_Task description:_ Write out each entry again. Keep every word exactly as it is.

_Task material:_
----------------------------------------
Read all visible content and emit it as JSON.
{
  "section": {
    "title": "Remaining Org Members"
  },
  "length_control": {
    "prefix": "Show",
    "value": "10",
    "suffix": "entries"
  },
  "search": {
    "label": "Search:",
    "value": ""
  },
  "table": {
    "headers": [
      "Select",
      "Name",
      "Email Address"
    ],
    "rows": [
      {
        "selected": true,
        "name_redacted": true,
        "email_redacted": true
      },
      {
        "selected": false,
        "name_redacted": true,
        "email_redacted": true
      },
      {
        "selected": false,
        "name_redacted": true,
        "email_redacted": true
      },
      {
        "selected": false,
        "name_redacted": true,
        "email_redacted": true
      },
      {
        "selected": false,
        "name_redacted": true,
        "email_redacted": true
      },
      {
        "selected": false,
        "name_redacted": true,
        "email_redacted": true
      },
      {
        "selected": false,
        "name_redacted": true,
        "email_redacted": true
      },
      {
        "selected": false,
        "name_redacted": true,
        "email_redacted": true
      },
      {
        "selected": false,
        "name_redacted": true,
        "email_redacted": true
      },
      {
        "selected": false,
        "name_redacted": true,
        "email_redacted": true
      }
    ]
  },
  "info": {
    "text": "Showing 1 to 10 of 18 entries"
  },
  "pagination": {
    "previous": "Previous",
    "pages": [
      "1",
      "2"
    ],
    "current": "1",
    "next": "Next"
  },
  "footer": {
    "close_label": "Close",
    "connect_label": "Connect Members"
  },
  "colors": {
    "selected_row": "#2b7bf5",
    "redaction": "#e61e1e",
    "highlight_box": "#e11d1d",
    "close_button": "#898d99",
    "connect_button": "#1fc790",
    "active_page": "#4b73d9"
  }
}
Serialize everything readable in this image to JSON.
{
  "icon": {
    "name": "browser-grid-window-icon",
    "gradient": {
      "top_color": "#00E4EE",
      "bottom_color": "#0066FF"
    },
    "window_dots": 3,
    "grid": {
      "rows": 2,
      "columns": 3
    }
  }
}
----------------------------------------
_Exercise answer:_
Read all visible content and emit it as JSON.
{
  "section": {
    "title": "Remaining Org Members"
  },
  "length_control": {
    "prefix": "Show",
    "value": "10",
    "suffix": "entries"
  },
  "search": {
    "label": "Search:",
    "value": ""
  },
  "table": {
    "headers": [
      "Select",
      "Name",
      "Email Address"
    ],
    "rows": [
      {
        "selected": true,
        "name_redacted": true,
        "email_redacted": true
      },
      {
        "selected": false,
        "name_redacted": true,
        "email_redacted": true
      },
      {
        "selected": false,
        "name_redacted": true,
        "email_redacted": true
      },
      {
        "selected": false,
        "name_redacted": true,
        "email_redacted": true
      },
      {
        "selected": false,
        "name_redacted": true,
        "email_redacted": true
      },
      {
        "selected": false,
        "name_redacted": true,
        "email_redacted": true
      },
      {
        "selected": false,
        "name_redacted": true,
        "email_redacted": true
      },
      {
        "selected": false,
        "name_redacted": true,
        "email_redacted": true
      },
      {
        "selected": false,
        "name_redacted": true,
        "email_redacted": true
      },
      {
        "selected": false,
        "name_redacted": true,
        "email_redacted": true
      }
    ]
  },
  "info": {
    "text": "Showing 1 to 10 of 18 entries"
  },
  "pagination": {
    "previous": "Previous",
    "pages": [
      "1",
      "2"
    ],
    "current": "1",
    "next": "Next"
  },
  "footer": {
    "close_label": "Close",
    "connect_label": "Connect Members"
  },
  "colors": {
    "selected_row": "#2b7bf5",
    "redaction": "#e61e1e",
    "highlight_box": "#e11d1d",
    "close_button": "#898d99",
    "connect_button": "#1fc790",
    "active_page": "#4b73d9"
  }
}
Serialize everything readable in this image to JSON.
{
  "icon": {
    "name": "browser-grid-window-icon",
    "gradient": {
      "top_color": "#00E4EE",
      "bottom_color": "#0066FF"
    },
    "window_dots": 3,
    "grid": {
      "rows": 2,
      "columns": 3
    }
  }
}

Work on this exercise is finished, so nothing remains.